_What you should do_.
Count every line that holds the string "applications", and report the number alone.

_Input for this task_.
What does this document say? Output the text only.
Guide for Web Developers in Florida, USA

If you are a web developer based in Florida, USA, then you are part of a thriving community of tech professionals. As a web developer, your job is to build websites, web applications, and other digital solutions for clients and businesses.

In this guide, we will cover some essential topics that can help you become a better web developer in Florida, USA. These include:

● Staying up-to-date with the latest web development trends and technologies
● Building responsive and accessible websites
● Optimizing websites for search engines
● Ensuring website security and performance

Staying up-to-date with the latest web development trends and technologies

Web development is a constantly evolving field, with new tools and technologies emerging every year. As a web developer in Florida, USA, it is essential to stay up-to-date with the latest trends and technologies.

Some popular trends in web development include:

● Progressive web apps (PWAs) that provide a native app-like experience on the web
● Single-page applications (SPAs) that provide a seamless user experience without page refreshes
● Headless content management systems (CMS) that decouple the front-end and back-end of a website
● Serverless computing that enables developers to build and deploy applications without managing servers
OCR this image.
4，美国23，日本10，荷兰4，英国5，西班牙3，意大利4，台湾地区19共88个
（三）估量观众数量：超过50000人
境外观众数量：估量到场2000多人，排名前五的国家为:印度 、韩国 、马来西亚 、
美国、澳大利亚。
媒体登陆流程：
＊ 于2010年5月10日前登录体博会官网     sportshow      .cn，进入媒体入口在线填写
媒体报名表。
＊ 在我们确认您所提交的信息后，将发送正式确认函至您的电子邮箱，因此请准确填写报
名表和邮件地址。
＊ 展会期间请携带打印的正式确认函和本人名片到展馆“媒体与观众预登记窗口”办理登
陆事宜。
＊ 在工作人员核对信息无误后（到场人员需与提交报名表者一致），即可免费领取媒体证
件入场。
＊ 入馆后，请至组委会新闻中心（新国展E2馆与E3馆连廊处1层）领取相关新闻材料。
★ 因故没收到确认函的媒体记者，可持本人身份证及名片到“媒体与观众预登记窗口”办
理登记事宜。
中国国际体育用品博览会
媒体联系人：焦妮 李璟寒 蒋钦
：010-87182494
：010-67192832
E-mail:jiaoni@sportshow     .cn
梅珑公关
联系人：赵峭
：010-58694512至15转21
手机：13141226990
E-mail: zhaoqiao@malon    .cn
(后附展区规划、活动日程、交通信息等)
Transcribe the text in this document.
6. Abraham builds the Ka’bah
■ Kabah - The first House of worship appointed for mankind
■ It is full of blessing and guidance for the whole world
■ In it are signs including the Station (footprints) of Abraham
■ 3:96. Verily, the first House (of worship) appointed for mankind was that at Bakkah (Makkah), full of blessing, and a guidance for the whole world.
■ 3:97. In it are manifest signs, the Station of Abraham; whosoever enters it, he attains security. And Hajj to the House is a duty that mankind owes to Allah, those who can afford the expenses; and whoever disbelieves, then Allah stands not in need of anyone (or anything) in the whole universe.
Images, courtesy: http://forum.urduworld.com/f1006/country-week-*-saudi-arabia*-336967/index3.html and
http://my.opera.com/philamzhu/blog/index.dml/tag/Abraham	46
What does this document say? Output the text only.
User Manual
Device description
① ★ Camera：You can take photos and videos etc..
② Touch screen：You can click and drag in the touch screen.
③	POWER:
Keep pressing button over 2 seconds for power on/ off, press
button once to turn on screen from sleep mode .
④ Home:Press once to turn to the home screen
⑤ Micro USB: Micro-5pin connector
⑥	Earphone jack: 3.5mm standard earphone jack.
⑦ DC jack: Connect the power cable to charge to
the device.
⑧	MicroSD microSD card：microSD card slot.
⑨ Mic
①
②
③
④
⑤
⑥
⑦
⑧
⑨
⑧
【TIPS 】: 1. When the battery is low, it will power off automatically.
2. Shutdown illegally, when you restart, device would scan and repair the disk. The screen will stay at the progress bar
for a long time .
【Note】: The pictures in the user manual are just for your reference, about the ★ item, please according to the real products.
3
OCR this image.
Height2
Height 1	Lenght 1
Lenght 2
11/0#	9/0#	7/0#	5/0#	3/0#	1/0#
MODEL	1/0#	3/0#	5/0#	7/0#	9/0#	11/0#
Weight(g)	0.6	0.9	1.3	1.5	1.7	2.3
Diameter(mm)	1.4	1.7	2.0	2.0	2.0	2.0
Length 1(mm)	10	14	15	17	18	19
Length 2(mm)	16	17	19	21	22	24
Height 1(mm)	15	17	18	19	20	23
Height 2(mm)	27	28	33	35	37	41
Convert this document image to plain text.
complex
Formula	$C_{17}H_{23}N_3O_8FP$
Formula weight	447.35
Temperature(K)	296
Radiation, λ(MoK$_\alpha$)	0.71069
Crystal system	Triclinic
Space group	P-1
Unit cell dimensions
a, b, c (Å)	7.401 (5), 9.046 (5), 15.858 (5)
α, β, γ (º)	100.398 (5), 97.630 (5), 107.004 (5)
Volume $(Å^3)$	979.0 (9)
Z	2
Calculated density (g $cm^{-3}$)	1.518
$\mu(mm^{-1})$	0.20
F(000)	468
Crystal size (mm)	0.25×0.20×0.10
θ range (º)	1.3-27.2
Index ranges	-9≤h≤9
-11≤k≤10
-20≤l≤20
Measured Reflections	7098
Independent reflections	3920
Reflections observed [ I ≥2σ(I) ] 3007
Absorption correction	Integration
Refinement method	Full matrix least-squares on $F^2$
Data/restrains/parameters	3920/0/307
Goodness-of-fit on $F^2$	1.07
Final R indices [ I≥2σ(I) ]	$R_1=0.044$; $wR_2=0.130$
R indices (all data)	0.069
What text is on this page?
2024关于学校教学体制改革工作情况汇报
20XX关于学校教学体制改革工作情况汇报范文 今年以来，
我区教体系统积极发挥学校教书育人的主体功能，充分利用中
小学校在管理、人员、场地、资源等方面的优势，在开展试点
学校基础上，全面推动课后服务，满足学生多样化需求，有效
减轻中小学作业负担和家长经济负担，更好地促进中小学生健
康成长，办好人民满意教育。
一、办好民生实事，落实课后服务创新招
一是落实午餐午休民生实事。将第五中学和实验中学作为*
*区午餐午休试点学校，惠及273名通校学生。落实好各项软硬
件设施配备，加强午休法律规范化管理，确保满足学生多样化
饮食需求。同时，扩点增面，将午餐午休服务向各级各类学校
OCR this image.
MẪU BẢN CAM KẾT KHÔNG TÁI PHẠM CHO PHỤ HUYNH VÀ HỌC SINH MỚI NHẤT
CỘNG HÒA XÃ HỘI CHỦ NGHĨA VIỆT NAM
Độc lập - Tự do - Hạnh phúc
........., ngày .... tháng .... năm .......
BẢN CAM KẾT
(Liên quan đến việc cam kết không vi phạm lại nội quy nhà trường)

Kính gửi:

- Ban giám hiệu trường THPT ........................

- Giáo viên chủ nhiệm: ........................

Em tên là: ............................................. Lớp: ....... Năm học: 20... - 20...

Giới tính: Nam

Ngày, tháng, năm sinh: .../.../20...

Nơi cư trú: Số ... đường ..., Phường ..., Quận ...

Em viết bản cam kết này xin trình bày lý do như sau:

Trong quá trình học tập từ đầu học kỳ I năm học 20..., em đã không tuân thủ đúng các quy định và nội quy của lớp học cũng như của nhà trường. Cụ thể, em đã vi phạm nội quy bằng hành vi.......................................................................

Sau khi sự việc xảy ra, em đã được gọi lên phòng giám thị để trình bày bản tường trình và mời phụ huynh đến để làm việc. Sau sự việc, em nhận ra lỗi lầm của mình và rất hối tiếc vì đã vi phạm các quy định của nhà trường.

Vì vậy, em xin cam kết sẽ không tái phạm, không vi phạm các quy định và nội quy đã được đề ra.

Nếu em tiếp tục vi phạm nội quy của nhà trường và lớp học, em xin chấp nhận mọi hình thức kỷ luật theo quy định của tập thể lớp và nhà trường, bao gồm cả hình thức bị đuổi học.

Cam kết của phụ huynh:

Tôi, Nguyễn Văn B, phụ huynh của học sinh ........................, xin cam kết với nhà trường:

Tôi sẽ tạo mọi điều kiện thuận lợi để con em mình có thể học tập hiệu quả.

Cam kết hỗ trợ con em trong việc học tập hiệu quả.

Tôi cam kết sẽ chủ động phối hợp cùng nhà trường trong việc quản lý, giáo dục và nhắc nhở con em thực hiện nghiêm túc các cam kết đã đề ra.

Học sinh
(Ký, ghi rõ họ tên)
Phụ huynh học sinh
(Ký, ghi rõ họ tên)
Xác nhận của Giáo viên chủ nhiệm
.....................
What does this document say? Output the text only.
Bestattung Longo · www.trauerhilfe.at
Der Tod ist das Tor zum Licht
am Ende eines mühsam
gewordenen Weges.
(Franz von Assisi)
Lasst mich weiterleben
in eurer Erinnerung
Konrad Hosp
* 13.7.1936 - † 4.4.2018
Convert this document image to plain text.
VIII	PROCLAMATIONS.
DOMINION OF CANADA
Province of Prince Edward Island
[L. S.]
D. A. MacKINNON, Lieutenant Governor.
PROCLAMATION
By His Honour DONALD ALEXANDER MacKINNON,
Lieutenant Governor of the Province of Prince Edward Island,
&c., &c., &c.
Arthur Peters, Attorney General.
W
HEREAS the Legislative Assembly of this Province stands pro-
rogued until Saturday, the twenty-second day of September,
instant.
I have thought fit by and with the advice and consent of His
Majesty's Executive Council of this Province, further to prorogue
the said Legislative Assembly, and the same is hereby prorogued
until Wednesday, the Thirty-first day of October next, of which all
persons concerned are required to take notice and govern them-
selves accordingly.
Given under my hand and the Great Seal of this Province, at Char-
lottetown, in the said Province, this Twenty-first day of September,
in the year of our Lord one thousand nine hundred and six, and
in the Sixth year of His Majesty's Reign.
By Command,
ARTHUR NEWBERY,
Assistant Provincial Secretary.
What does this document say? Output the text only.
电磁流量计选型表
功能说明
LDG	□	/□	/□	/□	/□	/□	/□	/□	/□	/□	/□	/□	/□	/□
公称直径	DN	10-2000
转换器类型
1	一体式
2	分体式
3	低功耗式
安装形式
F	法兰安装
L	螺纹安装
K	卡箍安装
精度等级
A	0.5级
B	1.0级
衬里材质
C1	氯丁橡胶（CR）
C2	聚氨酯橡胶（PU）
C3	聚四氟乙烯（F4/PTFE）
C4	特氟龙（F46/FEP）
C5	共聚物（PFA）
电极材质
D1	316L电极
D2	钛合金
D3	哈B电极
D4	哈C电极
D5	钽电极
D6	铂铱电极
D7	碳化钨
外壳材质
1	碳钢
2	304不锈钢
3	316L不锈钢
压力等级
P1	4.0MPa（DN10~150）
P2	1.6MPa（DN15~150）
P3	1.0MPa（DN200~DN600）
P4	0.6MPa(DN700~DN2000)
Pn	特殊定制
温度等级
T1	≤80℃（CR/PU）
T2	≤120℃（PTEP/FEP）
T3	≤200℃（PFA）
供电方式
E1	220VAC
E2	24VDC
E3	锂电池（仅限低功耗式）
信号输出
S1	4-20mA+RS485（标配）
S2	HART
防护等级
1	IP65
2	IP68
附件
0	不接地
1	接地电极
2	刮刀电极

_Result of this exercise_.
3